>> Begin

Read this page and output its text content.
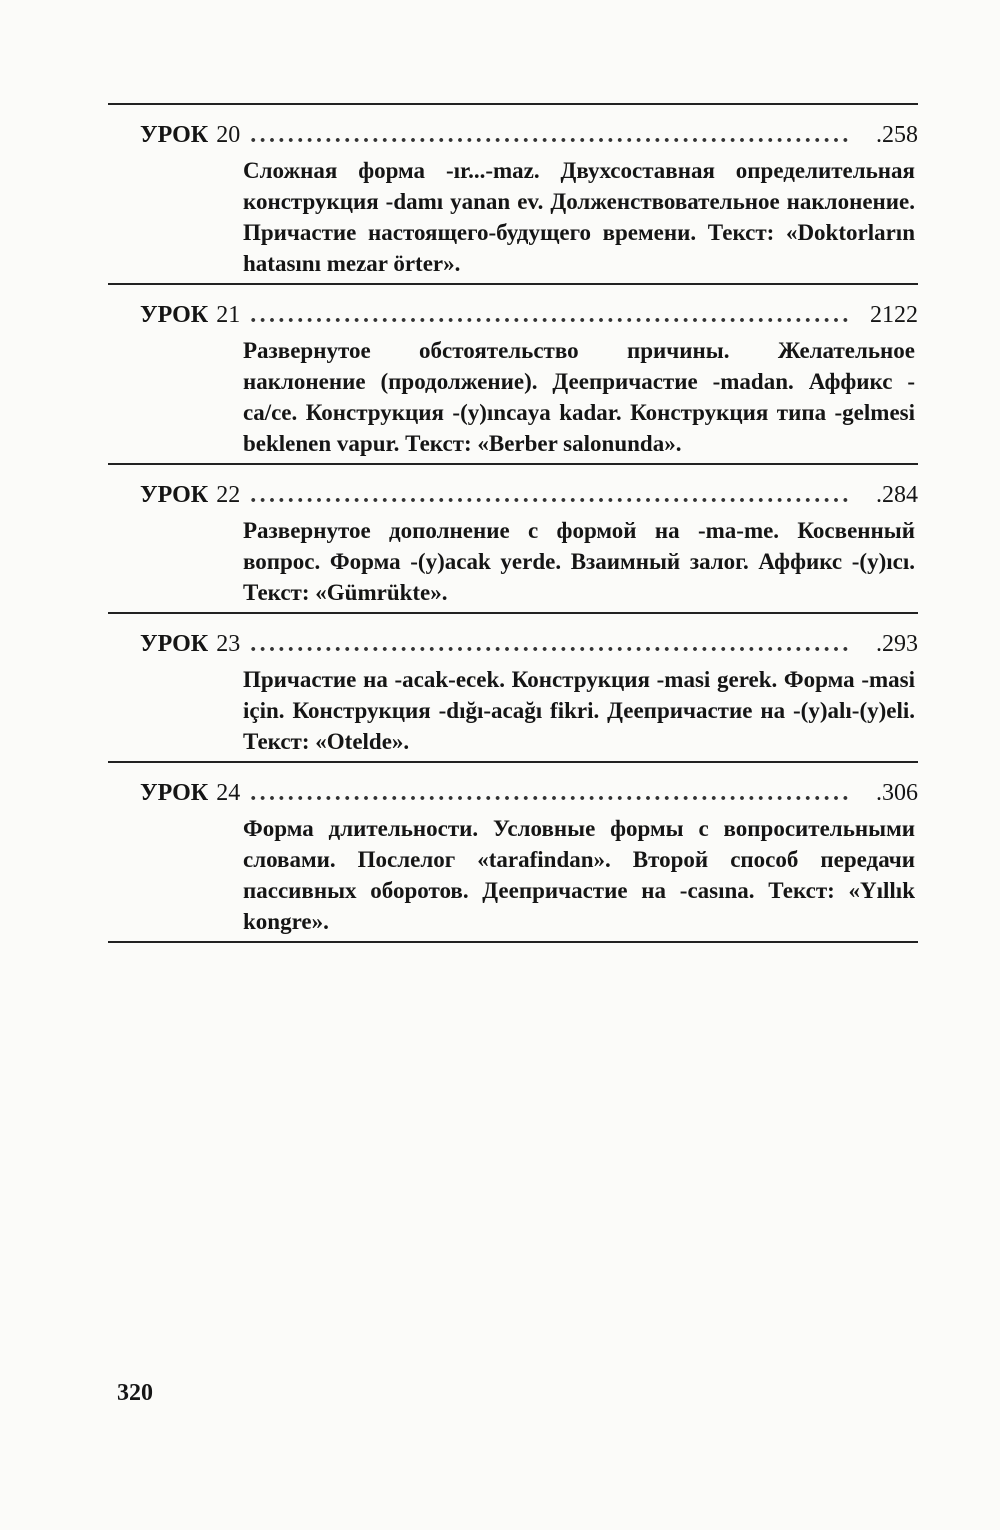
УРОК 20 ................................................................	.258
Сложная форма -ır...-maz. Двухсоставная определительная конструкция -damı yanan ev. Долженствовательное наклонение. Причастие настоящего-будущего времени. Текст: «Doktorların hatasını mezar örter».
УРОК 21 ................................................................ 2122
Развернутое обстоятельство причины. Желательное наклонение (продолжение). Деепричастие -madan. Аффикс -ca/ce. Конструкция -(y)ıncaya kadar. Конструкция типа -gelmesi beklenen vapur. Текст: «Berber salonunda».
УРОК 22 ................................................................	.284
Развернутое дополнение с формой на -ma-me. Косвенный вопрос. Форма -(y)acak yerde. Взаимный залог. Аффикс -(y)ıcı. Текст: «Gümrükte».
УРОК 23 ................................................................	.293
Причастие на -acak-ecek. Конструкция -masi gerek. Форма -masi için. Конструкция -dığı-acağı fikri. Деепричастие на -(y)alı-(y)eli. Текст: «Otelde».
УРОК 24 ................................................................	.306
Форма длительности. Условные формы с вопросительными словами. Послелог «tarafindan». Второй способ передачи пассивных оборотов. Деепричастие на -casına. Текст: «Yıllık kongre».
320
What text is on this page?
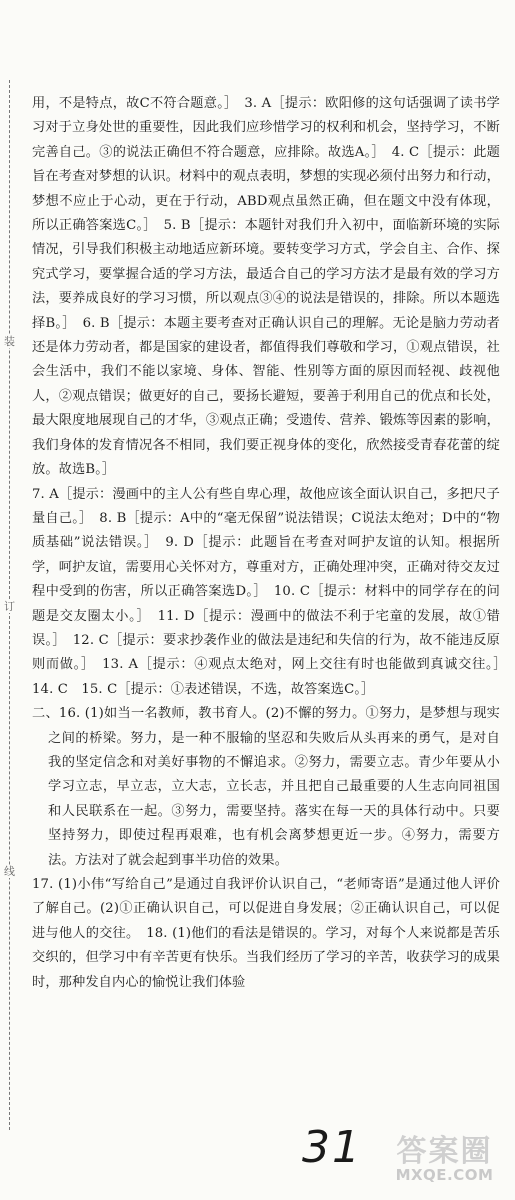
装
订
线

用，不是特点，故C不符合题意。］　3. A［提示：欧阳修的这句话强调了读书学习对于立身处世的重要性，因此我们应珍惜学习的权利和机会，坚持学习，不断完善自己。③的说法正确但不符合题意，应排除。故选A。］　4. C［提示：此题旨在考查对梦想的认识。材料中的观点表明，梦想的实现必须付出努力和行动，梦想不应止于心动，更在于行动，ABD观点虽然正确，但在题文中没有体现，所以正确答案选C。］　5. B［提示：本题针对我们升入初中，面临新环境的实际情况，引导我们积极主动地适应新环境。要转变学习方式，学会自主、合作、探究式学习，要掌握合适的学习方法，最适合自己的学习方法才是最有效的学习方法，要养成良好的学习习惯，所以观点③④的说法是错误的，排除。所以本题选择B。］　6. B［提示：本题主要考查对正确认识自己的理解。无论是脑力劳动者还是体力劳动者，都是国家的建设者，都值得我们尊敬和学习，①观点错误，社会生活中，我们不能以家境、身体、智能、性别等方面的原因而轻视、歧视他人，②观点错误；做更好的自己，要扬长避短，要善于利用自己的优点和长处，最大限度地展现自己的才华，③观点正确；受遗传、营养、锻炼等因素的影响，我们身体的发育情况各不相同，我们要正视身体的变化，欣然接受青春花蕾的绽放。故选B。］

7. A［提示：漫画中的主人公有些自卑心理，故他应该全面认识自己，多把尺子量自己。］　8. B［提示：A中的“毫无保留”说法错误；C说法太绝对；D中的“物质基础”说法错误。］　9. D［提示：此题旨在考查对呵护友谊的认知。根据所学，呵护友谊，需要用心关怀对方，尊重对方，正确处理冲突，正确对待交友过程中受到的伤害，所以正确答案选D。］　10. C［提示：材料中的同学存在的问题是交友圈太小。］　11. D［提示：漫画中的做法不利于宅童的发展，故①错误。］　12. C［提示：要求抄袭作业的做法是违纪和失信的行为，故不能违反原则而做。］　13. A［提示：④观点太绝对，网上交往有时也能做到真诚交往。］　14. C　15. C［提示：①表述错误，不选，故答案选C。］

二、16. (1)如当一名教师，教书育人。(2)不懈的努力。①努力，是梦想与现实之间的桥梁。努力，是一种不服输的坚忍和失败后从头再来的勇气，是对自我的坚定信念和对美好事物的不懈追求。②努力，需要立志。青少年要从小学习立志，早立志，立大志，立长志，并且把自己最重要的人生志向同祖国和人民联系在一起。③努力，需要坚持。落实在每一天的具体行动中。只要坚持努力，即使过程再艰难，也有机会离梦想更近一步。④努力，需要方法。方法对了就会起到事半功倍的效果。

17. (1)小伟“写给自己”是通过自我评价认识自己，“老师寄语”是通过他人评价了解自己。(2)①正确认识自己，可以促进自身发展；②正确认识自己，可以促进与他人的交往。　18. (1)他们的看法是错误的。学习，对每个人来说都是苦乐交织的，但学习中有辛苦更有快乐。当我们经历了学习的辛苦，收获学习的成果时，那种发自内心的愉悦让我们体验

31	答案圈
MXQE.COM
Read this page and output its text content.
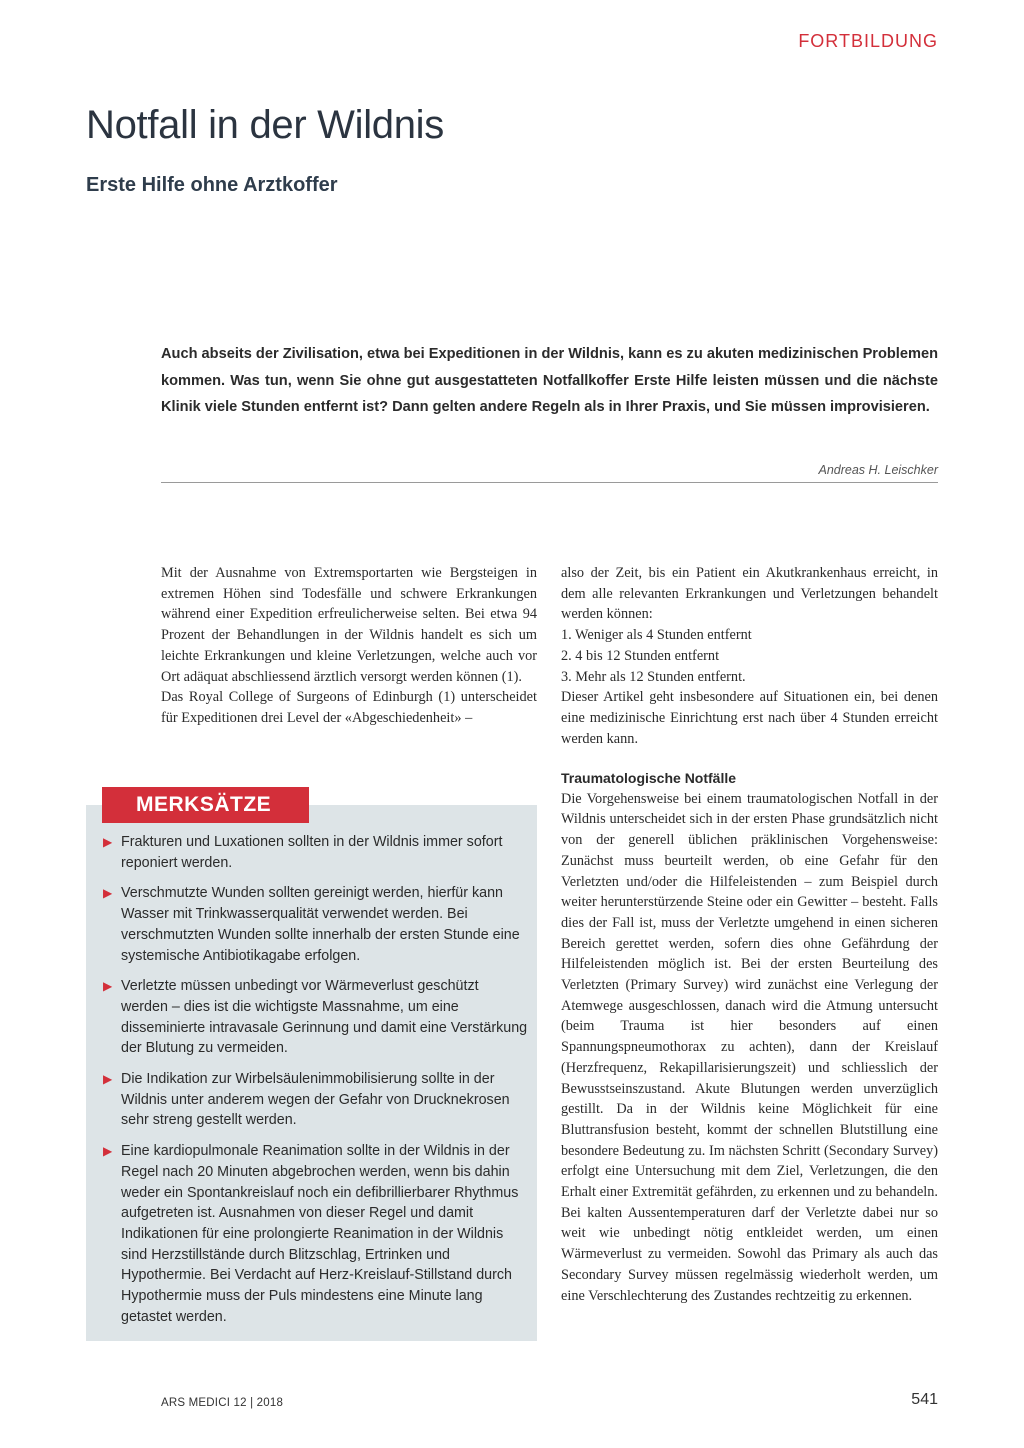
FORTBILDUNG
Notfall in der Wildnis
Erste Hilfe ohne Arztkoffer

Auch abseits der Zivilisation, etwa bei Expeditionen in der Wildnis, kann es zu akuten medizinischen Problemen kommen. Was tun, wenn Sie ohne gut ausgestatteten Notfallkoffer Erste Hilfe leisten müssen und die nächste Klinik viele Stunden entfernt ist? Dann gelten andere Regeln als in Ihrer Praxis, und Sie müssen improvisieren.

Andreas H. Leischker

Mit der Ausnahme von Extremsportarten wie Bergsteigen in extremen Höhen sind Todesfälle und schwere Erkrankungen während einer Expedition erfreulicherweise selten. Bei etwa 94 Prozent der Behandlungen in der Wildnis handelt es sich um leichte Erkrankungen und kleine Verletzungen, welche auch vor Ort adäquat abschliessend ärztlich versorgt werden können (1).

Das Royal College of Surgeons of Edinburgh (1) unterscheidet für Expeditionen drei Level der «Abgeschiedenheit» –

also der Zeit, bis ein Patient ein Akutkrankenhaus erreicht, in dem alle relevanten Erkrankungen und Verletzungen behandelt werden können:

1. Weniger als 4 Stunden entfernt

2. 4 bis 12 Stunden entfernt

3. Mehr als 12 Stunden entfernt.

Dieser Artikel geht insbesondere auf Situationen ein, bei denen eine medizinische Einrichtung erst nach über 4 Stunden erreicht werden kann.

Traumatologische Notfälle

Die Vorgehensweise bei einem traumatologischen Notfall in der Wildnis unterscheidet sich in der ersten Phase grundsätzlich nicht von der generell üblichen präklinischen Vorgehensweise: Zunächst muss beurteilt werden, ob eine Gefahr für den Verletzten und/oder die Hilfeleistenden – zum Beispiel durch weiter herunterstürzende Steine oder ein Gewitter – besteht. Falls dies der Fall ist, muss der Verletzte umgehend in einen sicheren Bereich gerettet werden, sofern dies ohne Gefährdung der Hilfeleistenden möglich ist. Bei der ersten Beurteilung des Verletzten (Primary Survey) wird zunächst eine Verlegung der Atemwege ausgeschlossen, danach wird die Atmung untersucht (beim Trauma ist hier besonders auf einen Spannungspneumothorax zu achten), dann der Kreislauf (Herzfrequenz, Rekapillarisierungszeit) und schliesslich der Bewusstseinszustand. Akute Blutungen werden unverzüglich gestillt. Da in der Wildnis keine Möglichkeit für eine Bluttransfusion besteht, kommt der schnellen Blutstillung eine besondere Bedeutung zu. Im nächsten Schritt (Secondary Survey) erfolgt eine Untersuchung mit dem Ziel, Verletzungen, die den Erhalt einer Extremität gefährden, zu erkennen und zu behandeln. Bei kalten Aussentemperaturen darf der Verletzte dabei nur so weit wie unbedingt nötig entkleidet werden, um einen Wärmeverlust zu vermeiden. Sowohl das Primary als auch das Secondary Survey müssen regelmässig wiederholt werden, um eine Verschlechterung des Zustandes rechtzeitig zu erkennen.

MERKSÄTZE
▶ Frakturen und Luxationen sollten in der Wildnis immer sofort reponiert werden.
▶ Verschmutzte Wunden sollten gereinigt werden, hierfür kann Wasser mit Trinkwasserqualität verwendet werden. Bei verschmutzten Wunden sollte innerhalb der ersten Stunde eine systemische Antibiotikagabe erfolgen.
▶ Verletzte müssen unbedingt vor Wärmeverlust geschützt werden – dies ist die wichtigste Massnahme, um eine disseminierte intravasale Gerinnung und damit eine Verstärkung der Blutung zu vermeiden.
▶ Die Indikation zur Wirbelsäulenimmobilisierung sollte in der Wildnis unter anderem wegen der Gefahr von Drucknekrosen sehr streng gestellt werden.
▶ Eine kardiopulmonale Reanimation sollte in der Wildnis in der Regel nach 20 Minuten abgebrochen werden, wenn bis dahin weder ein Spontankreislauf noch ein defibrillierbarer Rhythmus aufgetreten ist. Ausnahmen von dieser Regel und damit Indikationen für eine prolongierte Reanimation in der Wildnis sind Herzstillstände durch Blitzschlag, Ertrinken und Hypothermie. Bei Verdacht auf Herz-Kreislauf-Stillstand durch Hypothermie muss der Puls mindestens eine Minute lang getastet werden.
ARS MEDICI 12 | 2018	541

>> End

» WHAT THE TASK REQUIRES
Find the lines above that include the string "erreicht" and copy them.

» ANSWER TO THE PROBLEM
also der Zeit, bis ein Patient ein Akutkrankenhaus erreicht, in dem alle relevanten Erkrankungen und Verletzungen behandelt werden können:
Dieser Artikel geht insbesondere auf Situationen ein, bei denen eine medizinische Einrichtung erst nach über 4 Stunden erreicht werden kann.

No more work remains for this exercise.